Task prompt => Images must not appear in your copy; reproduce every other part of the records exactly.

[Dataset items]
--------
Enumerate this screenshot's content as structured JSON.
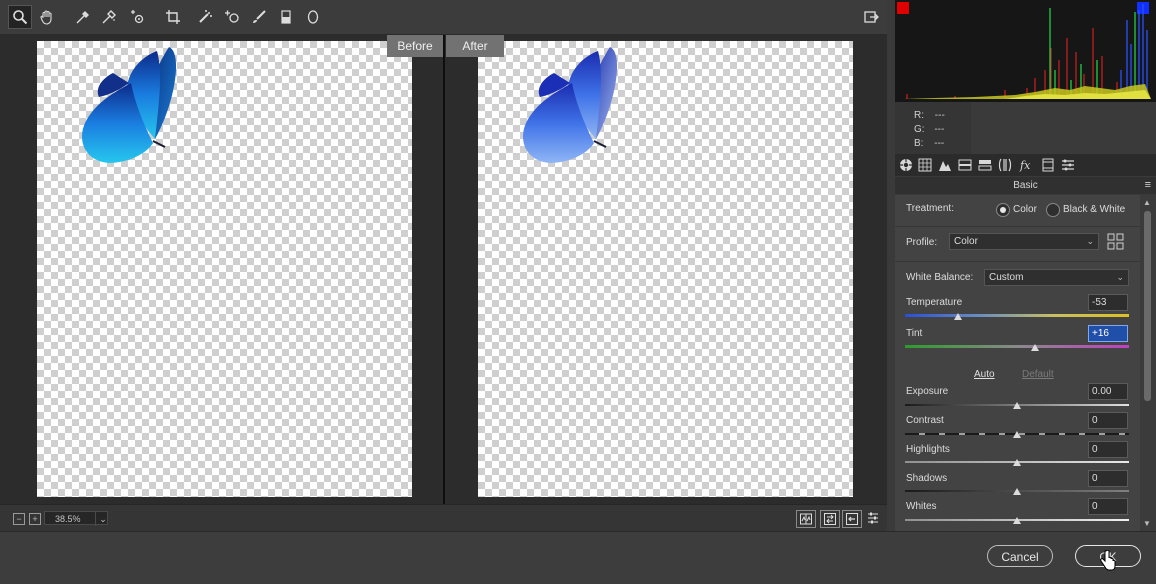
{
  "toolbar": {
    "tools": [
      "zoom-icon",
      "hand-icon",
      "white-balance-icon",
      "color-sampler-icon",
      "targeted-adjustment-icon",
      "crop-icon",
      "spot-removal-icon",
      "red-eye-icon",
      "adjustment-brush-icon",
      "graduated-filter-icon",
      "radial-filter-icon"
    ],
    "export_icon": "export-icon"
  },
  "preview": {
    "before_label": "Before",
    "after_label": "After"
  },
  "bottom": {
    "zoom_out": "−",
    "zoom_in": "+",
    "zoom_value": "38.5%",
    "zoom_caret": "⌄"
  },
  "histogram": {
    "shadow_clip_color": "#e00000",
    "highlight_clip_color": "#1030ff"
  },
  "readout": {
    "r_label": "R:",
    "r_value": "---",
    "g_label": "G:",
    "g_value": "---",
    "b_label": "B:",
    "b_value": "---"
  },
  "panel": {
    "section_title": "Basic",
    "treatment_label": "Treatment:",
    "treatment_color": "Color",
    "treatment_bw": "Black & White",
    "treatment_selected": "Color",
    "profile_label": "Profile:",
    "profile_value": "Color",
    "wb_label": "White Balance:",
    "wb_value": "Custom",
    "temperature": {
      "label": "Temperature",
      "value": "-53",
      "level": -53
    },
    "tint": {
      "label": "Tint",
      "value": "+16",
      "level": 16
    },
    "auto_label": "Auto",
    "default_label": "Default",
    "sliders": [
      {
        "label": "Exposure",
        "value": "0.00"
      },
      {
        "label": "Contrast",
        "value": "0"
      },
      {
        "label": "Highlights",
        "value": "0"
      },
      {
        "label": "Shadows",
        "value": "0"
      },
      {
        "label": "Whites",
        "value": "0"
      }
    ]
  },
  "footer": {
    "cancel_label": "Cancel",
    "ok_label": "OK"
  }
}
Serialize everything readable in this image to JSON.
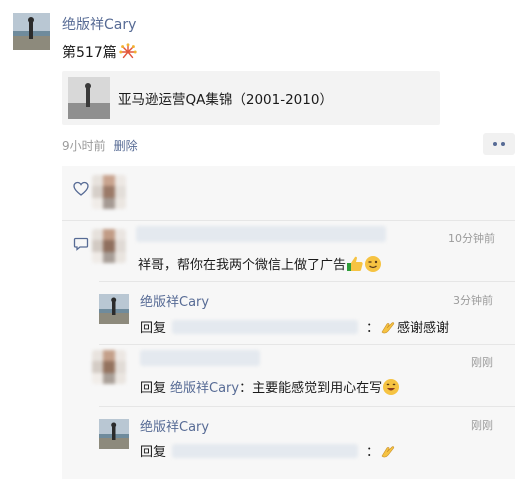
{
  "post": {
    "author": "绝版祥Cary",
    "text": "第517篇",
    "link_title": "亚马逊运营QA集锦（2001-2010）",
    "time": "9小时前",
    "delete_label": "删除"
  },
  "comments": [
    {
      "text": "祥哥，帮你在我两个微信上做了广告",
      "time": "10分钟前"
    },
    {
      "author": "绝版祥Cary",
      "reply_prefix": "回复",
      "colon": "：",
      "text": "感谢感谢",
      "time": "3分钟前"
    },
    {
      "reply_prefix": "回复",
      "reply_to": "绝版祥Cary",
      "text": "：主要能感觉到用心在写",
      "time": "刚刚"
    },
    {
      "author": "绝版祥Cary",
      "reply_prefix": "回复",
      "colon": "：",
      "time": "刚刚"
    }
  ],
  "colors": {
    "link_blue": "#576b95",
    "comment_bg": "#f7f7f7",
    "time_gray": "#9b9b9b"
  },
  "icons": {
    "like": "heart-outline-icon",
    "comment": "comment-bubble-icon",
    "more": "more-dots-icon"
  }
}
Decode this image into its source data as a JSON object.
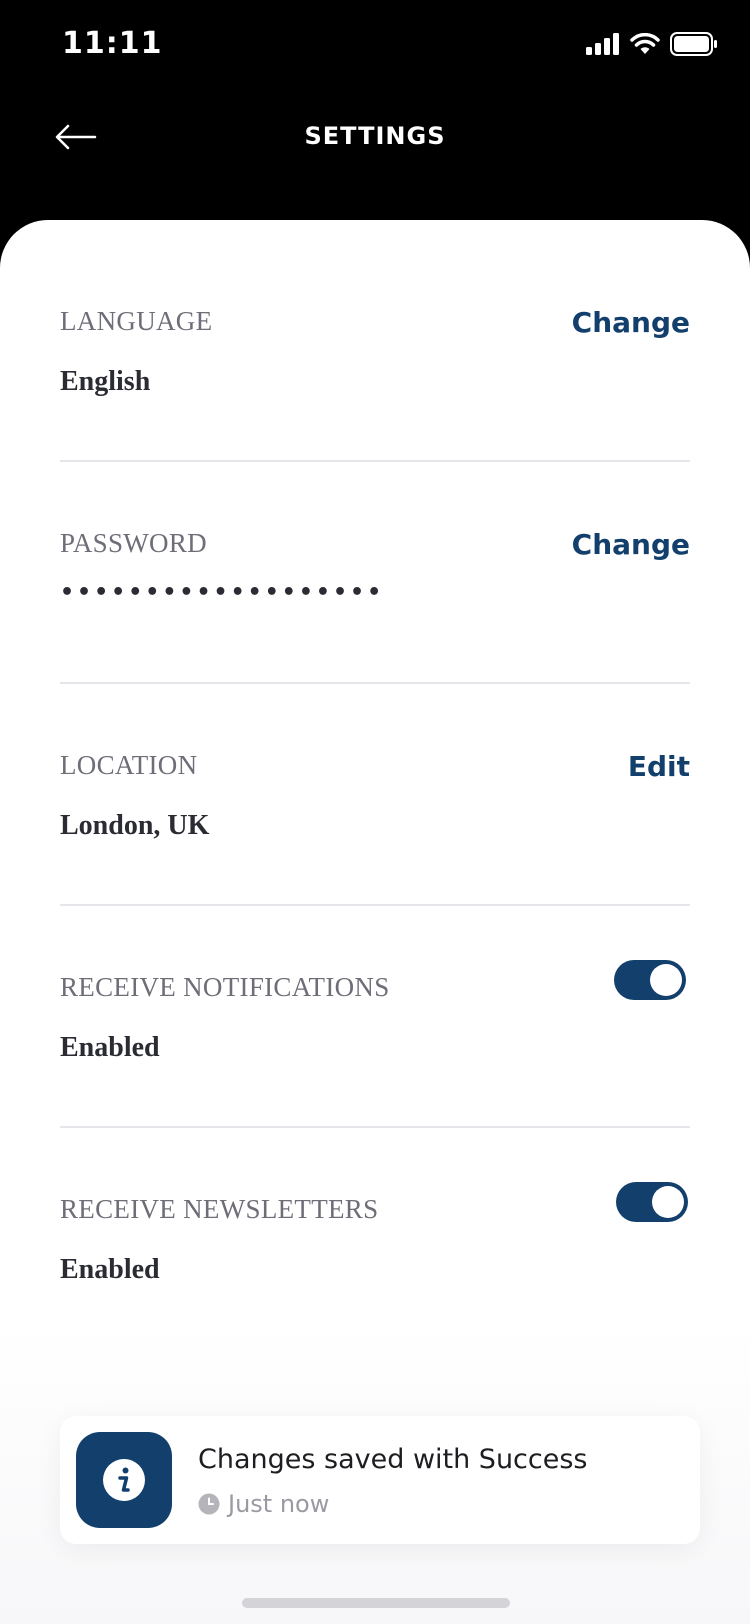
{
  "status_bar": {
    "time": "11:11"
  },
  "header": {
    "title": "SETTINGS"
  },
  "settings": {
    "language": {
      "label": "LANGUAGE",
      "value": "English",
      "action": "Change"
    },
    "password": {
      "label": "PASSWORD",
      "value": "•••••••••••••••••••",
      "action": "Change"
    },
    "location": {
      "label": "LOCATION",
      "value": "London, UK",
      "action": "Edit"
    },
    "notifications": {
      "label": "RECEIVE NOTIFICATIONS",
      "value": "Enabled",
      "toggle_on": true
    },
    "newsletters": {
      "label": "RECEIVE NEWSLETTERS",
      "value": "Enabled",
      "toggle_on": true
    }
  },
  "toast": {
    "title": "Changes saved with Success",
    "time": "Just now",
    "icon": "info-icon"
  },
  "colors": {
    "accent": "#123f6b",
    "header_bg": "#000000",
    "label": "#6e6e78",
    "value": "#2b2b33"
  }
}
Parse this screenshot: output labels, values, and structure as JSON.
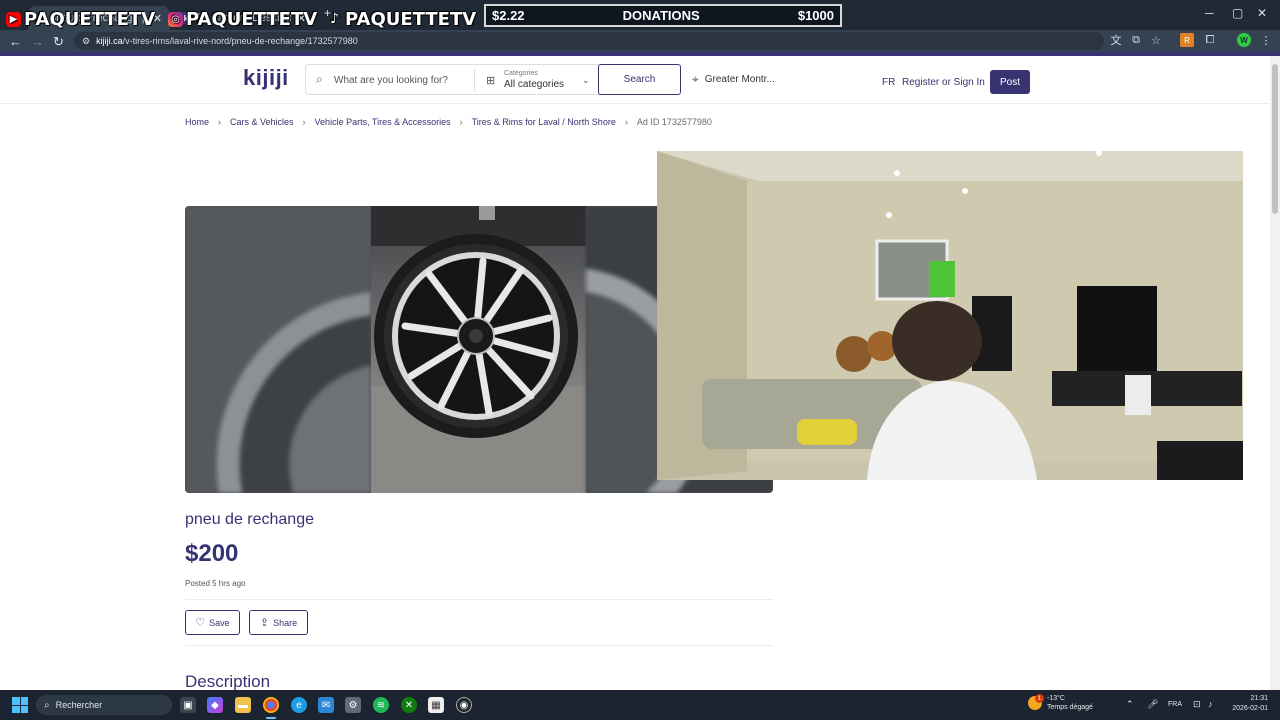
{
  "browser": {
    "tabs": [
      {
        "label": "pneu de rechange | Tires & Ri",
        "favicon": "k"
      },
      {
        "label": "Pc gamer | Desktop Compute",
        "favicon": "k"
      }
    ],
    "url_host": "kijiji.ca",
    "url_path": "/v-tires-rims/laval-rive-nord/pneu-de-rechange/1732577980"
  },
  "overlay": {
    "socials": [
      {
        "platform": "youtube",
        "handle": "PAQUETTETV"
      },
      {
        "platform": "instagram",
        "handle": "PAQUETTETV"
      },
      {
        "platform": "tiktok",
        "handle": "PAQUETTETV"
      }
    ],
    "donation": {
      "current": "$2.22",
      "label": "DONATIONS",
      "goal": "$1000"
    }
  },
  "header": {
    "logo": "kijiji",
    "search_placeholder": "What are you looking for?",
    "categories_label": "Categories",
    "categories_value": "All categories",
    "search_button": "Search",
    "location": "Greater Montr...",
    "lang": "FR",
    "register_text": "Register or Sign In",
    "post_button": "Post"
  },
  "breadcrumb": {
    "items": [
      "Home",
      "Cars & Vehicles",
      "Vehicle Parts, Tires & Accessories",
      "Tires & Rims for Laval / North Shore"
    ],
    "ad_id": "Ad ID 1732577980"
  },
  "listing": {
    "title": "pneu de rechange",
    "price": "$200",
    "posted": "Posted 5 hrs ago",
    "save_label": "Save",
    "share_label": "Share",
    "description_heading": "Description"
  },
  "taskbar": {
    "search_placeholder": "Rechercher",
    "weather_temp": "-13°C",
    "weather_desc": "Temps dégagé",
    "weather_badge": "1",
    "language": "FRA",
    "time": "21:31",
    "date": "2026-02-01"
  },
  "colors": {
    "brand": "#373373",
    "brand_accent": "#f8aa17",
    "tab_bar": "#1f2a36",
    "taskbar": "#1b2430"
  }
}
--------
Exercise output =>
Enumerate this screenshot's content as structured JSON.
{
  "toolbar": {
    "tools": [
      "zoom-icon",
      "hand-icon",
      "white-balance-icon",
      "color-sampler-icon",
      "targeted-adjustment-icon",
      "crop-icon",
      "spot-removal-icon",
      "red-eye-icon",
      "adjustment-brush-icon",
      "graduated-filter-icon",
      "radial-filter-icon"
    ],
    "export_icon": "export-icon"
  },
  "preview": {
    "before_label": "Before",
    "after_label": "After"
  },
  "bottom": {
    "zoom_out": "−",
    "zoom_in": "+",
    "zoom_value": "38.5%",
    "zoom_caret": "⌄"
  },
  "histogram": {
    "shadow_clip_color": "#e00000",
    "highlight_clip_color": "#1030ff"
  },
  "readout": {
    "r_label": "R:",
    "r_value": "---",
    "g_label": "G:",
    "g_value": "---",
    "b_label": "B:",
    "b_value": "---"
  },
  "panel": {
    "section_title": "Basic",
    "treatment_label": "Treatment:",
    "treatment_color": "Color",
    "treatment_bw": "Black & White",
    "treatment_selected": "Color",
    "profile_label": "Profile:",
    "profile_value": "Color",
    "wb_label": "White Balance:",
    "wb_value": "Custom",
    "temperature": {
      "label": "Temperature",
      "value": "-53",
      "level": -53
    },
    "tint": {
      "label": "Tint",
      "value": "+16",
      "level": 16
    },
    "auto_label": "Auto",
    "default_label": "Default",
    "sliders": [
      {
        "label": "Exposure",
        "value": "0.00"
      },
      {
        "label": "Contrast",
        "value": "0"
      },
      {
        "label": "Highlights",
        "value": "0"
      },
      {
        "label": "Shadows",
        "value": "0"
      },
      {
        "label": "Whites",
        "value": "0"
      }
    ]
  },
  "footer": {
    "cancel_label": "Cancel",
    "ok_label": "OK"
  }
}
Serialize everything readable in this image to JSON.
{
  "post": {
    "author": "绝版祥Cary",
    "text": "第517篇",
    "link_title": "亚马逊运营QA集锦（2001-2010）",
    "time": "9小时前",
    "delete_label": "删除"
  },
  "comments": [
    {
      "text": "祥哥，帮你在我两个微信上做了广告",
      "time": "10分钟前"
    },
    {
      "author": "绝版祥Cary",
      "reply_prefix": "回复",
      "colon": "：",
      "text": "感谢感谢",
      "time": "3分钟前"
    },
    {
      "reply_prefix": "回复",
      "reply_to": "绝版祥Cary",
      "text": "：主要能感觉到用心在写",
      "time": "刚刚"
    },
    {
      "author": "绝版祥Cary",
      "reply_prefix": "回复",
      "colon": "：",
      "time": "刚刚"
    }
  ],
  "colors": {
    "link_blue": "#576b95",
    "comment_bg": "#f7f7f7",
    "time_gray": "#9b9b9b"
  },
  "icons": {
    "like": "heart-outline-icon",
    "comment": "comment-bubble-icon",
    "more": "more-dots-icon"
  }
}
Decode this image into its source data as a JSON object.
{
  "status_bar": {
    "time": "11:11"
  },
  "header": {
    "title": "SETTINGS"
  },
  "settings": {
    "language": {
      "label": "LANGUAGE",
      "value": "English",
      "action": "Change"
    },
    "password": {
      "label": "PASSWORD",
      "value": "•••••••••••••••••••",
      "action": "Change"
    },
    "location": {
      "label": "LOCATION",
      "value": "London, UK",
      "action": "Edit"
    },
    "notifications": {
      "label": "RECEIVE NOTIFICATIONS",
      "value": "Enabled",
      "toggle_on": true
    },
    "newsletters": {
      "label": "RECEIVE NEWSLETTERS",
      "value": "Enabled",
      "toggle_on": true
    }
  },
  "toast": {
    "title": "Changes saved with Success",
    "time": "Just now",
    "icon": "info-icon"
  },
  "colors": {
    "accent": "#123f6b",
    "header_bg": "#000000",
    "label": "#6e6e78",
    "value": "#2b2b33"
  }
}
Parse this screenshot: output labels, values, and structure as JSON.
{
  "browser": {
    "tabs": [
      {
        "label": "pneu de rechange | Tires & Ri",
        "favicon": "k"
      },
      {
        "label": "Pc gamer | Desktop Compute",
        "favicon": "k"
      }
    ],
    "url_host": "kijiji.ca",
    "url_path": "/v-tires-rims/laval-rive-nord/pneu-de-rechange/1732577980"
  },
  "overlay": {
    "socials": [
      {
        "platform": "youtube",
        "handle": "PAQUETTETV"
      },
      {
        "platform": "instagram",
        "handle": "PAQUETTETV"
      },
      {
        "platform": "tiktok",
        "handle": "PAQUETTETV"
      }
    ],
    "donation": {
      "current": "$2.22",
      "label": "DONATIONS",
      "goal": "$1000"
    }
  },
  "header": {
    "logo": "kijiji",
    "search_placeholder": "What are you looking for?",
    "categories_label": "Categories",
    "categories_value": "All categories",
    "search_button": "Search",
    "location": "Greater Montr...",
    "lang": "FR",
    "register_text": "Register or Sign In",
    "post_button": "Post"
  },
  "breadcrumb": {
    "items": [
      "Home",
      "Cars & Vehicles",
      "Vehicle Parts, Tires & Accessories",
      "Tires & Rims for Laval / North Shore"
    ],
    "ad_id": "Ad ID 1732577980"
  },
  "listing": {
    "title": "pneu de rechange",
    "price": "$200",
    "posted": "Posted 5 hrs ago",
    "save_label": "Save",
    "share_label": "Share",
    "description_heading": "Description"
  },
  "taskbar": {
    "search_placeholder": "Rechercher",
    "weather_temp": "-13°C",
    "weather_desc": "Temps dégagé",
    "weather_badge": "1",
    "language": "FRA",
    "time": "21:31",
    "date": "2026-02-01"
  },
  "colors": {
    "brand": "#373373",
    "brand_accent": "#f8aa17",
    "tab_bar": "#1f2a36",
    "taskbar": "#1b2430"
  }
}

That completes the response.